§ **Texte extrait**
----------------

La patronne Mary Barra l'a entendu de la part de la sénatrice républicaine du New Hampshire Kelly Ayotte au second jour de son audition devant les parlementaires américains : « pour moi, ce n'est rien d'autre que criminel. C'est un aveuglement criminel ». Une violente charge qui n'a pas été freinée par un camp démocrate représenté par le sénateur du Connecticut, Richard Blumenthal : « plus j'écoute et plus je regarde ces documents, plus je suis convaincu que GM s'expose à des poursuites pénales » a-t-il glissé en faisant état de courriers internes du groupe montrant que ce dernier était bien au courant du problème de commutateur qui vaut à la GM tant de déboires.


Le même élu a réclamé la création d'un fonds pour les victimes tandis que l'opinion générale commence à se convaincre que le constructeur avait mis en place une « culture de la dissimulation ». Qui continuerait puisque les autorités regrettent qu'aucun responsable n'ait été encore désigné en interne ni sanctionné, alors que pendant dix ans, la marque a écoulé des millions de véhicules avec une pièce défectueuse.

----------------

(Données de détection de la mise en page des documents)

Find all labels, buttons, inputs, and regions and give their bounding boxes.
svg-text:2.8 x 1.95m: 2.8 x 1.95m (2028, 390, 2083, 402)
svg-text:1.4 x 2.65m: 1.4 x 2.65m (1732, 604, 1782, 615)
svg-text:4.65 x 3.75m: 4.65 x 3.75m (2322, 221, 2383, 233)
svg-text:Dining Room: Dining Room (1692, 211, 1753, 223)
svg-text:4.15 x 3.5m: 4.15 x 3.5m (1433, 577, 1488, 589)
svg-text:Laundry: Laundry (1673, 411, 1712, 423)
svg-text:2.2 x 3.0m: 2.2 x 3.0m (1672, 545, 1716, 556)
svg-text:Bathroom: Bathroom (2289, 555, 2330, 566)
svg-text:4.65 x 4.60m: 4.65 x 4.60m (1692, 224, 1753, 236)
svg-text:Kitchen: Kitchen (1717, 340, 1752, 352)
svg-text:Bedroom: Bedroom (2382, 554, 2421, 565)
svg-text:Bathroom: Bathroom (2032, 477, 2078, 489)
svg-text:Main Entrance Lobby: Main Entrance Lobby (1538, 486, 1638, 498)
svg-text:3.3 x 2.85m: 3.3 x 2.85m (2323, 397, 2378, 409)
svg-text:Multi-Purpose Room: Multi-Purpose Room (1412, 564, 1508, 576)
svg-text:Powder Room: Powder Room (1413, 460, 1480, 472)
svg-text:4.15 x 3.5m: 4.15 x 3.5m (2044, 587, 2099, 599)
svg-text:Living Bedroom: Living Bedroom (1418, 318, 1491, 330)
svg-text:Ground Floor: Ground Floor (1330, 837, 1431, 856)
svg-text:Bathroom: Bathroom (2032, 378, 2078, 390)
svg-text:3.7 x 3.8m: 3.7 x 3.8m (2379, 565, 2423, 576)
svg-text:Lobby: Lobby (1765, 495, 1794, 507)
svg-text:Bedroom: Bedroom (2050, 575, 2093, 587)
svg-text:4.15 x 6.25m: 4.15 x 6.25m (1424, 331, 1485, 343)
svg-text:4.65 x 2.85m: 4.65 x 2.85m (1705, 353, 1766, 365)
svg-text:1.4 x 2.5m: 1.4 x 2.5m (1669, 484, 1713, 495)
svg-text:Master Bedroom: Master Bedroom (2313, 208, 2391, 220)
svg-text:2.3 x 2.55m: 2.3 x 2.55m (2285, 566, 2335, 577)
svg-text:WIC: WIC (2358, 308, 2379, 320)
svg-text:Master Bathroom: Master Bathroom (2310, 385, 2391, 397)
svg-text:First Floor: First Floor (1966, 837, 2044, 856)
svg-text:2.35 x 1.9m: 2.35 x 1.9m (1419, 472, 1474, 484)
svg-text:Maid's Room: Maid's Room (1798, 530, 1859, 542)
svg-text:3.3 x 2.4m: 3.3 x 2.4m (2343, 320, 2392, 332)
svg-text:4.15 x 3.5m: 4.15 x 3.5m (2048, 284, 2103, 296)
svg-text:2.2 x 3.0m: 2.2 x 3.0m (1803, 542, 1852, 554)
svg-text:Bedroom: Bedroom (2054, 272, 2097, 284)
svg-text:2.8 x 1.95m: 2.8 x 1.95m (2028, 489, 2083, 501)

----------------

§ **Consigne A**
Les affirmations suivantes concordent-elles avec le texte sur l'audition de Mary Barra ? (i) Kelly Ayotte est sénatrice du Connecticut. (ii) Selon les autorités, un responsable interne a déjà été sanctionné. (iii) Pendant dix ans, la marque a vendu des millions de véhicules équipés d'une pièce défectueuse. Répondez à chacune par oui ou par non, en citant les mots décisifs du texte.
§ **Consigne B**
Poursuivez le texte sur l'audition de Mary Barra à partir de sa dernière phrase.

§ **Réponse finale A**
(i) Non : « la sénatrice républicaine du New Hampshire Kelly Ayotte ».
(ii) Non : « les autorités regrettent qu'aucun responsable n'ait été encore désigné en interne ni sanctionné ».
(iii) Oui : « pendant dix ans, la marque a écoulé des millions de véhicules avec une pièce défectueuse ».

§ **Réponse finale B**
Enfin, les politiques américains ont aussi de la mémoire. En 2009, la General Motors était en état de mort clinique et c'est l'Etat fédéral qui est venu à son secours pour lui permettre de survivre. Un déroulé qui n'a pas échappé au département de la Justice qui a lancé une enquête criminelle sur « l'illégalité flagrante des dissimulations de GM » alors que les parlementaires ont fait savoir que « compte tenu du rôle crucial que le gouvernement des Etats-Unis a joué dans la création de l'actuel General Motors, le gouvernement fédéral a l'obligation morale, si ce n'est légale, de prendre toutes les mesures nécessaires pour protéger des consommateurs innocents.» 


Conclusion ? « Les dissimulations délibérées de la General Motors ont causé la mort, des dommages, et constituent une fraude auprès du tribunal des faillites qui a approuvé la restructuration ». Le constructeur automobile a ainsi « déçu de manière criminelle le gouvernement des Etats-Unis et le public ». Un terme « criminel » décidément largement mis en avant et une ambiance générale de défiance et de rancoeur qui n'augure pas une sortie de crise favorable pour le blason.